== EXERCISE MATERIAL ==
........

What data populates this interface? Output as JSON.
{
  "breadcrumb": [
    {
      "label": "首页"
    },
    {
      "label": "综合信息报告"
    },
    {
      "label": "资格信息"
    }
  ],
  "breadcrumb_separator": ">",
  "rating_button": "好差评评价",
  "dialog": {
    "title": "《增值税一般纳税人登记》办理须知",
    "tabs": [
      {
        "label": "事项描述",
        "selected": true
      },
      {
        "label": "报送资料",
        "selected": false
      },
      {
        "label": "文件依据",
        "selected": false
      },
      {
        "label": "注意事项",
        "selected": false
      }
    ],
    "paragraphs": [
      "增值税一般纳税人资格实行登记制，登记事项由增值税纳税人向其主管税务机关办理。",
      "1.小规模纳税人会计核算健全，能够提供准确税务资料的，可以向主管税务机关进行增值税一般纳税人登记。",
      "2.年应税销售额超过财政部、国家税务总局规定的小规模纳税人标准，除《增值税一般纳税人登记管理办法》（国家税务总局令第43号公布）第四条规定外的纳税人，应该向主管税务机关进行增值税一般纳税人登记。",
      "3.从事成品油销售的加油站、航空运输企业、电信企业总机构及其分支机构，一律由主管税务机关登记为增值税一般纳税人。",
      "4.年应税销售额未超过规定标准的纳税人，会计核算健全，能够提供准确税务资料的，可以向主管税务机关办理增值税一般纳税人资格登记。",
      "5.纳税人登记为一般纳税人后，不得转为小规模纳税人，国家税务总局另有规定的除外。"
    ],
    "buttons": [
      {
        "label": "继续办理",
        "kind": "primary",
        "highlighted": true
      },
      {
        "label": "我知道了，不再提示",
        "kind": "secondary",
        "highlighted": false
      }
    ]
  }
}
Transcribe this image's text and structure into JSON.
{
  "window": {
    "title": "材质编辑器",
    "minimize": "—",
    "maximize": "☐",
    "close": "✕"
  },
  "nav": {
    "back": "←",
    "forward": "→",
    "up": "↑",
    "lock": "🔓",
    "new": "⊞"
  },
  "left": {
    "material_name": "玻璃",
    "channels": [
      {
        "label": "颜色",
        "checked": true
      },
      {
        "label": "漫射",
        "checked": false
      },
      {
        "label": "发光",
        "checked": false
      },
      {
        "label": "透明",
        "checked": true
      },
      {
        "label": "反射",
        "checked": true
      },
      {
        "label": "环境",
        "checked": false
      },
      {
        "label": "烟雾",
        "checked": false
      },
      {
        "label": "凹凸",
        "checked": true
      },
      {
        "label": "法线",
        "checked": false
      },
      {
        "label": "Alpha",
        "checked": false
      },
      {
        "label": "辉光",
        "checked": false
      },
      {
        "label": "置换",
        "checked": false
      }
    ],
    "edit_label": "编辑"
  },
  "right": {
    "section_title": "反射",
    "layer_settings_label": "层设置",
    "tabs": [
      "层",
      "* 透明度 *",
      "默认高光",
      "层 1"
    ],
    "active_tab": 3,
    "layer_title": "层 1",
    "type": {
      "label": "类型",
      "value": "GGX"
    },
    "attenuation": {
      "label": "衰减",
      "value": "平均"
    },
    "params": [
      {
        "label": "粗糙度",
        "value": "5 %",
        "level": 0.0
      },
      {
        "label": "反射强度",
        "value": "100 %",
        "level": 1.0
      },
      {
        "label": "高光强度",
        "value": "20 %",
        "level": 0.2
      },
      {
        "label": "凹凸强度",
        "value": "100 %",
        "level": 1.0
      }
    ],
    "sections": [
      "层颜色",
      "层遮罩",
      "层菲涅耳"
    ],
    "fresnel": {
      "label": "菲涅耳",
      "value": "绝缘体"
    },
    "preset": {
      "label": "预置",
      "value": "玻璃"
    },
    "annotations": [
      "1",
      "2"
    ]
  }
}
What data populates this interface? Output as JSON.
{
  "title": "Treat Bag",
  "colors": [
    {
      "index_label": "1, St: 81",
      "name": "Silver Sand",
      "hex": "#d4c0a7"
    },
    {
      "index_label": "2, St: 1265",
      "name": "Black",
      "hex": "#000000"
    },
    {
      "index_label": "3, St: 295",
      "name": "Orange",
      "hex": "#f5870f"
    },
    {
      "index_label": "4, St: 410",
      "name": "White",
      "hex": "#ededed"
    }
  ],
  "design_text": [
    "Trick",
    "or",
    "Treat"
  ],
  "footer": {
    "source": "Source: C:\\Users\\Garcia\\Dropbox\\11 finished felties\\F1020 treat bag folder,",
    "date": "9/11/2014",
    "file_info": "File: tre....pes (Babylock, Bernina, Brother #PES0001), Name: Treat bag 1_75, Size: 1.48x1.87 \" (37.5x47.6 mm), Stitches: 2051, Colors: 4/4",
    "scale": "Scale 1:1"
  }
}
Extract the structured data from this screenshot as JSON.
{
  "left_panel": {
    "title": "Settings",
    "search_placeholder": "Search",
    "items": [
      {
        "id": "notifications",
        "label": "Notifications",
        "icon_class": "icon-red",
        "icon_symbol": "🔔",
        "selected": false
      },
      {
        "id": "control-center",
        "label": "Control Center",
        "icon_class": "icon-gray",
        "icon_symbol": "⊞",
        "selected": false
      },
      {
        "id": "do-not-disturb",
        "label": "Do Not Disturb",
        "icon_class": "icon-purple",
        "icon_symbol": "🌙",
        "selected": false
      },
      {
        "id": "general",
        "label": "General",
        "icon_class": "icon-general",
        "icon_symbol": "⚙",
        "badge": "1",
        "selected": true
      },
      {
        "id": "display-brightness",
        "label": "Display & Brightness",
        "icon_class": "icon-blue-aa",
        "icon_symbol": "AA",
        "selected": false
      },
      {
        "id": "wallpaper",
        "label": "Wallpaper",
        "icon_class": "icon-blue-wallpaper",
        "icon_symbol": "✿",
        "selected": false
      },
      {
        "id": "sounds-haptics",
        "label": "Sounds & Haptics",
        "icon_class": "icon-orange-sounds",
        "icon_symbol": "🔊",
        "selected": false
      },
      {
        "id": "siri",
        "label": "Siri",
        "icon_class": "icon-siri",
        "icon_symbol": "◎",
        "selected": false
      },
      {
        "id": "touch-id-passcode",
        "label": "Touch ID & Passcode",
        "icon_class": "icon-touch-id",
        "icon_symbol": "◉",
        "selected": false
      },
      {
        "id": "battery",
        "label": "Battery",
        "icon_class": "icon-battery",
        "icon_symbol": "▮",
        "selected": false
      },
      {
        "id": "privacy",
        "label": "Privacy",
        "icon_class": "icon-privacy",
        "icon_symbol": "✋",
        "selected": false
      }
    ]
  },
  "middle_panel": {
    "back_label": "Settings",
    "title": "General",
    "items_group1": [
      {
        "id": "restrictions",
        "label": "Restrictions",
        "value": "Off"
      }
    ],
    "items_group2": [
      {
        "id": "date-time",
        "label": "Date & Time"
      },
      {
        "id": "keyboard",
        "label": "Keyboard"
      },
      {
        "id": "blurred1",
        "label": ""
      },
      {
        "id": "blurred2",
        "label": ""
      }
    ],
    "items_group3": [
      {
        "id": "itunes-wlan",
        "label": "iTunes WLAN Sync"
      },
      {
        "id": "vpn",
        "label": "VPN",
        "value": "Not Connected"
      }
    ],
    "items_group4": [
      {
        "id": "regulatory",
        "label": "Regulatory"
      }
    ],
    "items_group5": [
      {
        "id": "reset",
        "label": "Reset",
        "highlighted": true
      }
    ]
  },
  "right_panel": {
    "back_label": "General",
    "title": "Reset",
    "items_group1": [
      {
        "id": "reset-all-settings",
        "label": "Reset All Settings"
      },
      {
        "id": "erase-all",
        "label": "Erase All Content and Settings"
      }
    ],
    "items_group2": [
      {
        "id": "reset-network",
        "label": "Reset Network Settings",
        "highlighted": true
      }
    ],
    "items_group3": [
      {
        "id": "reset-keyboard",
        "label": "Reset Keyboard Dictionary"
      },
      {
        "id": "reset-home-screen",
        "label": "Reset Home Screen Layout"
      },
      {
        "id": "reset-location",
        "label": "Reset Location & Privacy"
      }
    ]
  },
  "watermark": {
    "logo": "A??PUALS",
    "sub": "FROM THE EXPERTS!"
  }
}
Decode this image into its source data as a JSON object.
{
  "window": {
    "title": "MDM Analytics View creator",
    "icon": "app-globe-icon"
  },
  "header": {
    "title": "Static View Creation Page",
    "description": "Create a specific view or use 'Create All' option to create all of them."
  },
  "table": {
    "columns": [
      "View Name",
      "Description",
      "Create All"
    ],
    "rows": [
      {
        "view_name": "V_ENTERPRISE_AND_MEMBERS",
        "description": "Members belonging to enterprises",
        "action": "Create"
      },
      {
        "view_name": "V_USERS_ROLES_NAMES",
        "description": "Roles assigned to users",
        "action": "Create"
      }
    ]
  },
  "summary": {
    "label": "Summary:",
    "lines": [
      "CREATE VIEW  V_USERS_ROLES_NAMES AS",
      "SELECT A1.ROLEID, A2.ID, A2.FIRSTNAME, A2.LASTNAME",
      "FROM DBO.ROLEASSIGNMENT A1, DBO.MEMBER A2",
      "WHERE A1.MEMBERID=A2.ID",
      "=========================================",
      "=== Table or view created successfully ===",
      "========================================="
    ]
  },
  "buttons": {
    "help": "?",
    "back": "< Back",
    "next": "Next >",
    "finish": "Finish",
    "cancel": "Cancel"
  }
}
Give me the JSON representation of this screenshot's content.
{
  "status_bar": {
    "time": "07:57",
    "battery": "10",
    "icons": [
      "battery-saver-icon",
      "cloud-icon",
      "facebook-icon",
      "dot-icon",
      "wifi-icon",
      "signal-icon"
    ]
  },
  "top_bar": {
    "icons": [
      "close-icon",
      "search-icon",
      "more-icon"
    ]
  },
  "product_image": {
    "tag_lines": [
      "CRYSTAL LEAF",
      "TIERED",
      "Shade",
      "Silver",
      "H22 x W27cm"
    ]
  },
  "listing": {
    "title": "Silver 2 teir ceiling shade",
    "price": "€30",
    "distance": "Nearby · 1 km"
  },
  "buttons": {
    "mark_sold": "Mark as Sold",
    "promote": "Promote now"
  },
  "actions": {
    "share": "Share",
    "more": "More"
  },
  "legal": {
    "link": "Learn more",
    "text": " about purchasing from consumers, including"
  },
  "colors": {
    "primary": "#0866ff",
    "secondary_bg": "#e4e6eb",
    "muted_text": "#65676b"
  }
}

........

== SET EXERCISE ==
From the records above, pull out each line that has "Silver".

== THE REPLY ==
      "name": "Silver Sand",
      "Silver",
    "title": "Silver 2 teir ceiling shade",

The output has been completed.